Tarea: Devuelve todas las líneas de abajo que contengan la palabra "bounding", copiadas sin ningún cambio.

────────────────────────────────────────

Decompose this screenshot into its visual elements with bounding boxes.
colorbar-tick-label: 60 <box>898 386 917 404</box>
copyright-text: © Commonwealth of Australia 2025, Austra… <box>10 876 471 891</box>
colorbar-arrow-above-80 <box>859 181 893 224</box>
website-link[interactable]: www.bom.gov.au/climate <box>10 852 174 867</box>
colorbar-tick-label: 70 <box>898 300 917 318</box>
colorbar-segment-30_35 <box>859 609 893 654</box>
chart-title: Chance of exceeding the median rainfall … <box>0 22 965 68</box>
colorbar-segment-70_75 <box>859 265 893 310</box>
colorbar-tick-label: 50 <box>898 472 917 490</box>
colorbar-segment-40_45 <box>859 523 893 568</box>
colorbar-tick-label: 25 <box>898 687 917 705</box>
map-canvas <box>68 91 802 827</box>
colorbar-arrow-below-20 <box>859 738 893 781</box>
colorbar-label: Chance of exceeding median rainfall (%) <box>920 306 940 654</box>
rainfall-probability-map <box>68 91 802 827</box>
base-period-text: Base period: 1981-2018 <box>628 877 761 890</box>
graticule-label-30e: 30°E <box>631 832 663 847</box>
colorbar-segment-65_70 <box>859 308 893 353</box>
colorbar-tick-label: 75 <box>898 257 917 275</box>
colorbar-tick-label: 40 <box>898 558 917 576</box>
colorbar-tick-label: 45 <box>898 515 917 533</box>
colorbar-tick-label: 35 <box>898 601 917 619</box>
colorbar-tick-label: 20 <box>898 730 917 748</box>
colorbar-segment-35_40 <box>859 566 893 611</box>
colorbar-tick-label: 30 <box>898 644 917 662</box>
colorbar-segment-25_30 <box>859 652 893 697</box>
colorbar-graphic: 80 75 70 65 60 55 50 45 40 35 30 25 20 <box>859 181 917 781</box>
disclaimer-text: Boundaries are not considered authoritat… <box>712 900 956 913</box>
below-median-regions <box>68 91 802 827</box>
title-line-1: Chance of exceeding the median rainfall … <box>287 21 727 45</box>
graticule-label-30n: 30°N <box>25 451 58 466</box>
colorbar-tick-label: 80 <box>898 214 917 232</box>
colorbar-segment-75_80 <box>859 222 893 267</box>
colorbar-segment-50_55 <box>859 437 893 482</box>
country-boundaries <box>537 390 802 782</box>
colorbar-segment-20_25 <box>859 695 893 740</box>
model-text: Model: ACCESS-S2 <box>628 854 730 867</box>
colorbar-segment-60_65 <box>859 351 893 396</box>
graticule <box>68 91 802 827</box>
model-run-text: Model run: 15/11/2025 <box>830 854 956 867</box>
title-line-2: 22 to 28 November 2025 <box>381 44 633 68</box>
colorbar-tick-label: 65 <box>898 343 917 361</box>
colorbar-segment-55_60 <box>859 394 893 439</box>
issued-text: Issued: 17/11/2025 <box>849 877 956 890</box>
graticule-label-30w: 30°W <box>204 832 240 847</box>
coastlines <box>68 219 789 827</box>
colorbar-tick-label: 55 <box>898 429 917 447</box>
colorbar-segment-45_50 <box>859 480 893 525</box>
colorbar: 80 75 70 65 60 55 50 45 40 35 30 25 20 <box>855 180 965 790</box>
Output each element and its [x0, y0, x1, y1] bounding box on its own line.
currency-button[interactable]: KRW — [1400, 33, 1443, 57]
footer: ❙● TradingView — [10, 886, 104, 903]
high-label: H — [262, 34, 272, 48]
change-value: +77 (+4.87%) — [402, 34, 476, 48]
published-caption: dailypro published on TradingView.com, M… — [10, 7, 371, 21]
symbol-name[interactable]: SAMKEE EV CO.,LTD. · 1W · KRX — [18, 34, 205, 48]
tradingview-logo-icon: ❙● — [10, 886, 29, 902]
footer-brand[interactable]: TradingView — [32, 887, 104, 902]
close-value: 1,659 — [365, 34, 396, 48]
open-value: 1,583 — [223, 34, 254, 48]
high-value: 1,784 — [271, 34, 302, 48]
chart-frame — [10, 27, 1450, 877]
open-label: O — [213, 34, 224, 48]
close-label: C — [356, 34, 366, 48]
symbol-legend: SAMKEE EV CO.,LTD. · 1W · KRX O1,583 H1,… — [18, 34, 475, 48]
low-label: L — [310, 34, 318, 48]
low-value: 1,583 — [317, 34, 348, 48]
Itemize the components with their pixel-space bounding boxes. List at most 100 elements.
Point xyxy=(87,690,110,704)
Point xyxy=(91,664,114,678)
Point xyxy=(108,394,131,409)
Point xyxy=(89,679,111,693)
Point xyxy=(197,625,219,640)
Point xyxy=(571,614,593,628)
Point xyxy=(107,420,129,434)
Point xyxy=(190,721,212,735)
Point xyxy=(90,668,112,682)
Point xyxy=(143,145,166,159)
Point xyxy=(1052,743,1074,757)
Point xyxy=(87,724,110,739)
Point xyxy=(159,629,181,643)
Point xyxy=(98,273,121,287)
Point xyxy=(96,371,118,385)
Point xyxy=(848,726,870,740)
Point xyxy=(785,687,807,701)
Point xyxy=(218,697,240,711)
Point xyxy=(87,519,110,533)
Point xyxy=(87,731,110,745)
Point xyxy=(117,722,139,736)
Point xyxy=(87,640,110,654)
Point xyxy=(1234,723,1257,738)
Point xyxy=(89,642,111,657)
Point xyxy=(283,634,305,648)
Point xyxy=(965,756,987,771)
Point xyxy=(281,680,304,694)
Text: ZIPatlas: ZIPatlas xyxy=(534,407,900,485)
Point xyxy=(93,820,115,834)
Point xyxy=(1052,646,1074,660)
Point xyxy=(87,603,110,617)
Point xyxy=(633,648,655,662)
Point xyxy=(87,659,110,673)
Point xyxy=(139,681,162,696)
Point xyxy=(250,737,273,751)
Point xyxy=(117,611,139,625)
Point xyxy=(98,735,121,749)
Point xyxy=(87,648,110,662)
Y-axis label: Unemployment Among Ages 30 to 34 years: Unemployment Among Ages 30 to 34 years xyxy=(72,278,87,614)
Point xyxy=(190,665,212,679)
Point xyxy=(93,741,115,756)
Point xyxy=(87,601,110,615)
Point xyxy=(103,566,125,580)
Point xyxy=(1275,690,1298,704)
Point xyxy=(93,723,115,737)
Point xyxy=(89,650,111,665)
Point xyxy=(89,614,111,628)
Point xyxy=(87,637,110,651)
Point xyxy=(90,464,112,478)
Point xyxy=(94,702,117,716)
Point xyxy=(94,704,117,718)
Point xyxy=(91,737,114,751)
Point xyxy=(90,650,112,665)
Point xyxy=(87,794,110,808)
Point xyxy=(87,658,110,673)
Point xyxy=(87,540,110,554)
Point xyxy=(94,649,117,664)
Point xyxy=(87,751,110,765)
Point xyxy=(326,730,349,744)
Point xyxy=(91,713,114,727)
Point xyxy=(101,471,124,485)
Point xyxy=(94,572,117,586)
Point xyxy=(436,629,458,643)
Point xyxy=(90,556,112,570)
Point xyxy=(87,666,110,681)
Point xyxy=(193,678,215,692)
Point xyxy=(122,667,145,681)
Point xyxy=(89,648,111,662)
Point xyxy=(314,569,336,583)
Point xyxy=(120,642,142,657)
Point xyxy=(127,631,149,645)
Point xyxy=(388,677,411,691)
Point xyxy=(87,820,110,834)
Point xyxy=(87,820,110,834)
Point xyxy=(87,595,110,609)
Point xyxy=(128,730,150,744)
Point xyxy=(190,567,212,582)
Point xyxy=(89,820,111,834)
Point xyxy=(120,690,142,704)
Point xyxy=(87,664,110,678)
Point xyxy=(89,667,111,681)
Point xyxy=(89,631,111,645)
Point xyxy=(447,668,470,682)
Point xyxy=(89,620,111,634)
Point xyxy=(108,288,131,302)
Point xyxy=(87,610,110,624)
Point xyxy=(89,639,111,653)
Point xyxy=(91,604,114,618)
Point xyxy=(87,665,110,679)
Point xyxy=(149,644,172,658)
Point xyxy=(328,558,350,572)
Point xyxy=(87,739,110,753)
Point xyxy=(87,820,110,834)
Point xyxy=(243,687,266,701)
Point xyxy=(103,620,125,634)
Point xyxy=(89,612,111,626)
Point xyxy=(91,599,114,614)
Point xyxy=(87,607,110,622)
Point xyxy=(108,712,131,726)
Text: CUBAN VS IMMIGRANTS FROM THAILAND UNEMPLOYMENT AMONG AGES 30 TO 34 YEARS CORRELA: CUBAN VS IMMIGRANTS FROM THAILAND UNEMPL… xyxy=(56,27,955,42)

────────────────────────────────────────

Resultado final:
Decompose this screenshot into its visual elements with bounding boxes.
Output each element and its [x0, y0, x1, y1] bounding box on its own line.
Itemize the components with their pixel-space bounding boxes. List at most 100 elements.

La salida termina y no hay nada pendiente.